=== Supplied material ===

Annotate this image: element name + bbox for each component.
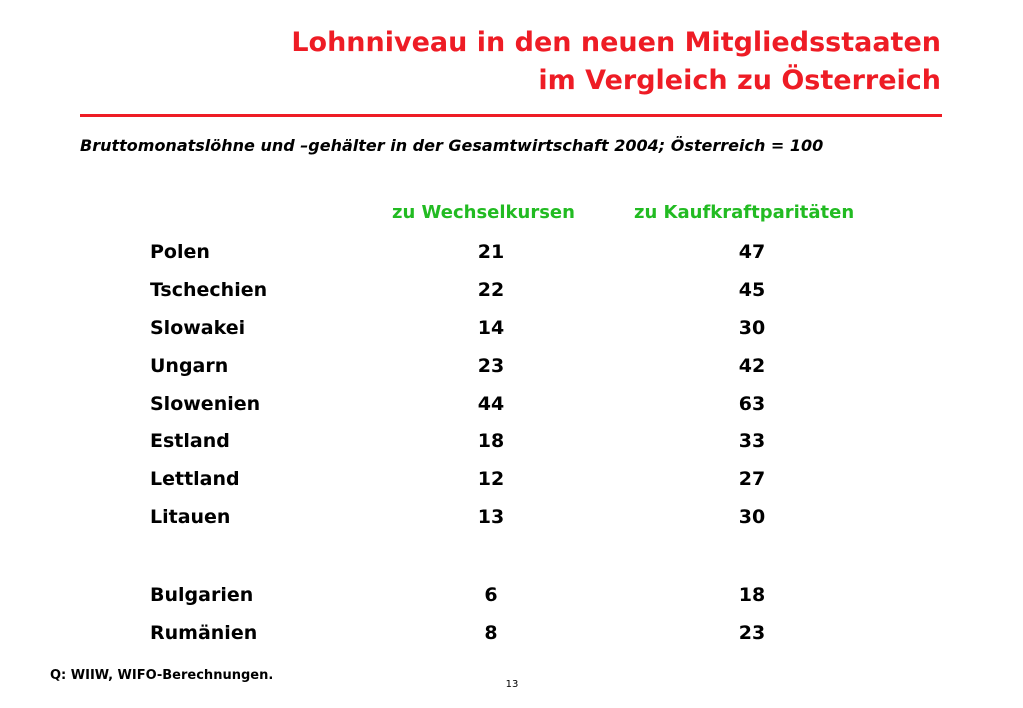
column-header-ppp: zu Kaufkraftparitäten bbox=[634, 202, 855, 223]
country-name: Ungarn bbox=[150, 355, 229, 377]
table-row: Bulgarien 6 18 bbox=[0, 584, 1023, 614]
value-ppp: 23 bbox=[738, 622, 766, 644]
source-note: Q: WIIW, WIFO-Berechnungen. bbox=[50, 668, 274, 683]
value-ppp: 30 bbox=[738, 506, 766, 528]
country-name: Bulgarien bbox=[150, 584, 254, 606]
country-name: Estland bbox=[150, 430, 230, 452]
country-name: Tschechien bbox=[150, 279, 268, 301]
subtitle: Bruttomonatslöhne und –gehälter in der G… bbox=[80, 136, 824, 155]
value-ppp: 30 bbox=[738, 317, 766, 339]
slide-title: Lohnniveau in den neuen Mitgliedsstaaten… bbox=[291, 24, 941, 100]
table-row: Tschechien 22 45 bbox=[0, 279, 1023, 309]
value-exchange-rate: 8 bbox=[484, 622, 498, 644]
country-name: Lettland bbox=[150, 468, 240, 490]
value-ppp: 63 bbox=[738, 393, 766, 415]
value-exchange-rate: 6 bbox=[484, 584, 498, 606]
title-line-1: Lohnniveau in den neuen Mitgliedsstaaten bbox=[291, 27, 941, 58]
value-exchange-rate: 21 bbox=[477, 241, 505, 263]
table-row: Slowenien 44 63 bbox=[0, 393, 1023, 423]
table-row: Litauen 13 30 bbox=[0, 506, 1023, 536]
table-row: Lettland 12 27 bbox=[0, 468, 1023, 498]
column-header-exchange-rates: zu Wechselkursen bbox=[392, 202, 575, 223]
value-exchange-rate: 23 bbox=[477, 355, 505, 377]
table-row: Ungarn 23 42 bbox=[0, 355, 1023, 385]
value-ppp: 45 bbox=[738, 279, 766, 301]
country-name: Slowenien bbox=[150, 393, 261, 415]
country-name: Rumänien bbox=[150, 622, 258, 644]
value-exchange-rate: 18 bbox=[477, 430, 505, 452]
page-number: 13 bbox=[505, 679, 519, 690]
title-divider bbox=[80, 114, 942, 117]
table-row: Slowakei 14 30 bbox=[0, 317, 1023, 347]
value-exchange-rate: 13 bbox=[477, 506, 505, 528]
country-name: Polen bbox=[150, 241, 210, 263]
value-exchange-rate: 44 bbox=[477, 393, 505, 415]
value-ppp: 27 bbox=[738, 468, 766, 490]
value-ppp: 42 bbox=[738, 355, 766, 377]
value-exchange-rate: 22 bbox=[477, 279, 505, 301]
value-exchange-rate: 12 bbox=[477, 468, 505, 490]
country-name: Litauen bbox=[150, 506, 231, 528]
title-line-2: im Vergleich zu Österreich bbox=[538, 65, 941, 96]
value-ppp: 47 bbox=[738, 241, 766, 263]
table-row: Polen 21 47 bbox=[0, 241, 1023, 271]
value-exchange-rate: 14 bbox=[477, 317, 505, 339]
table-row: Rumänien 8 23 bbox=[0, 622, 1023, 652]
value-ppp: 18 bbox=[738, 584, 766, 606]
table-row: Estland 18 33 bbox=[0, 430, 1023, 460]
value-ppp: 33 bbox=[738, 430, 766, 452]
country-name: Slowakei bbox=[150, 317, 246, 339]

===

## What the task asks
Put the data lines from the one containing "column-header-ppp: zu Kaufkraftparitäten" through the one containing "value-exchange-rate: 8 bbox=[484, 622, 498, 644]" into a Markdown table with the columns No. and Line, numbering each row and omitting blank lines.

## Task response
| No. | Line |
|---|---|
| 1 | column-header-ppp: zu Kaufkraftparitäten bbox=[634, 202, 855, 223] |
| 2 | country-name: Ungarn bbox=[150, 355, 229, 377] |
| 3 | table-row: Bulgarien 6 18 bbox=[0, 584, 1023, 614] |
| 4 | value-ppp: 23 bbox=[738, 622, 766, 644] |
| 5 | source-note: Q: WIIW, WIFO-Berechnungen. bbox=[50, 668, 274, 683] |
| 6 | value-ppp: 30 bbox=[738, 506, 766, 528] |
| 7 | country-name: Bulgarien bbox=[150, 584, 254, 606] |
| 8 | country-name: Estland bbox=[150, 430, 230, 452] |
| 9 | country-name: Tschechien bbox=[150, 279, 268, 301] |
| 10 | subtitle: Bruttomonatslöhne und –gehälter in der G… bbox=[80, 136, 824, 155] |
| 11 | value-ppp: 30 bbox=[738, 317, 766, 339] |
| 12 | slide-title: Lohnniveau in den neuen Mitgliedsstaaten… bbox=[291, 24, 941, 100] |
| 13 | table-row: Tschechien 22 45 bbox=[0, 279, 1023, 309] |
| 14 | value-exchange-rate: 8 bbox=[484, 622, 498, 644] |